[THE REQUEST]: Select every line containing the word "payment" from the material, and copy those lines.

[DATASET EXTRACT]:
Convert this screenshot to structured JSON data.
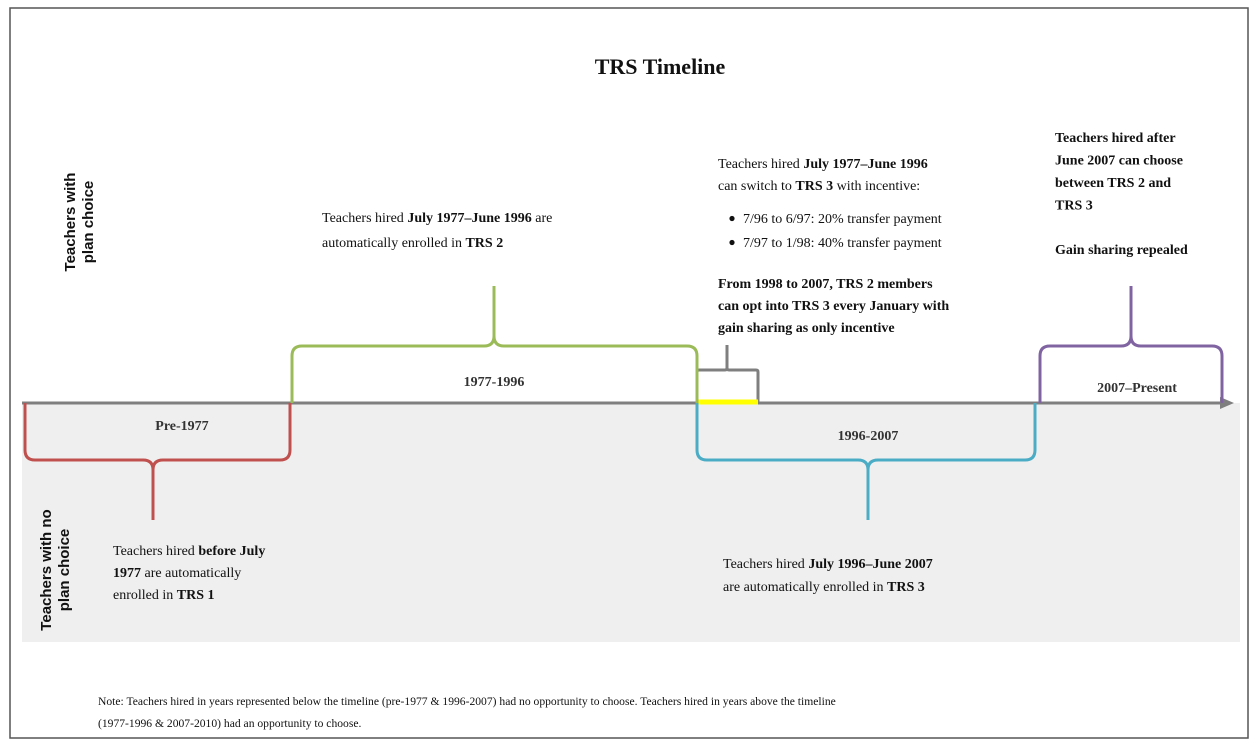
{
  "title": "TRS Timeline",
  "side_labels": {
    "top": [
      "Teachers with",
      "plan choice"
    ],
    "bottom": [
      "Teachers with no",
      "plan choice"
    ]
  },
  "periods": [
    {
      "label": "Pre-1977",
      "color": "#c0504d"
    },
    {
      "label": "1977-1996",
      "color": "#9bbb59"
    },
    {
      "label": "1996-2007",
      "color": "#4bacc6"
    },
    {
      "label": "2007–Present",
      "color": "#8064a2"
    }
  ],
  "blocks": [
    {
      "lines": [
        [
          {
            "t": "Teachers hired ",
            "b": false
          },
          {
            "t": "before July",
            "b": true
          }
        ],
        [
          {
            "t": "1977",
            "b": true
          },
          {
            "t": " are  automatically",
            "b": false
          }
        ],
        [
          {
            "t": "enrolled in ",
            "b": false
          },
          {
            "t": "TRS 1",
            "b": true
          }
        ]
      ]
    },
    {
      "lines": [
        [
          {
            "t": "Teachers hired ",
            "b": false
          },
          {
            "t": "July 1977–June 1996",
            "b": true
          },
          {
            "t": " are",
            "b": false
          }
        ],
        [
          {
            "t": "automatically enrolled in ",
            "b": false
          },
          {
            "t": "TRS 2",
            "b": true
          }
        ]
      ]
    },
    {
      "lines": [
        [
          {
            "t": "Teachers hired ",
            "b": false
          },
          {
            "t": "July 1977–June 1996",
            "b": true
          }
        ],
        [
          {
            "t": "can switch to ",
            "b": false
          },
          {
            "t": "TRS 3",
            "b": true
          },
          {
            "t": " with incentive:",
            "b": false
          }
        ]
      ]
    },
    {
      "bullets": [
        "7/96 to 6/97: 20% transfer payment",
        "7/97 to 1/98: 40% transfer payment"
      ]
    },
    {
      "lines": [
        [
          {
            "t": "From 1998 to 2007, TRS 2 members",
            "b": true
          }
        ],
        [
          {
            "t": "can opt into TRS 3 every January with",
            "b": true
          }
        ],
        [
          {
            "t": "gain sharing as only incentive",
            "b": true
          }
        ]
      ]
    },
    {
      "lines": [
        [
          {
            "t": "Teachers hired ",
            "b": false
          },
          {
            "t": "July 1996–June 2007",
            "b": true
          }
        ],
        [
          {
            "t": "are automatically enrolled in ",
            "b": false
          },
          {
            "t": "TRS 3",
            "b": true
          }
        ]
      ]
    },
    {
      "lines": [
        [
          {
            "t": "Teachers hired after",
            "b": true
          }
        ],
        [
          {
            "t": "June 2007 can choose",
            "b": true
          }
        ],
        [
          {
            "t": "between TRS 2 and",
            "b": true
          }
        ],
        [
          {
            "t": "TRS 3",
            "b": true
          }
        ]
      ]
    },
    {
      "lines": [
        [
          {
            "t": "Gain sharing repealed",
            "b": true
          }
        ]
      ]
    }
  ],
  "note": [
    "Note: Teachers hired in years represented below the timeline (pre-1977 & 1996-2007) had no opportunity to choose. Teachers hired in years above the timeline",
    "(1977-1996 & 2007-2010) had an opportunity to choose."
  ]
}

[FINAL RESULT]:
        "7/96 to 6/97: 20% transfer payment",
        "7/97 to 1/98: 40% transfer payment"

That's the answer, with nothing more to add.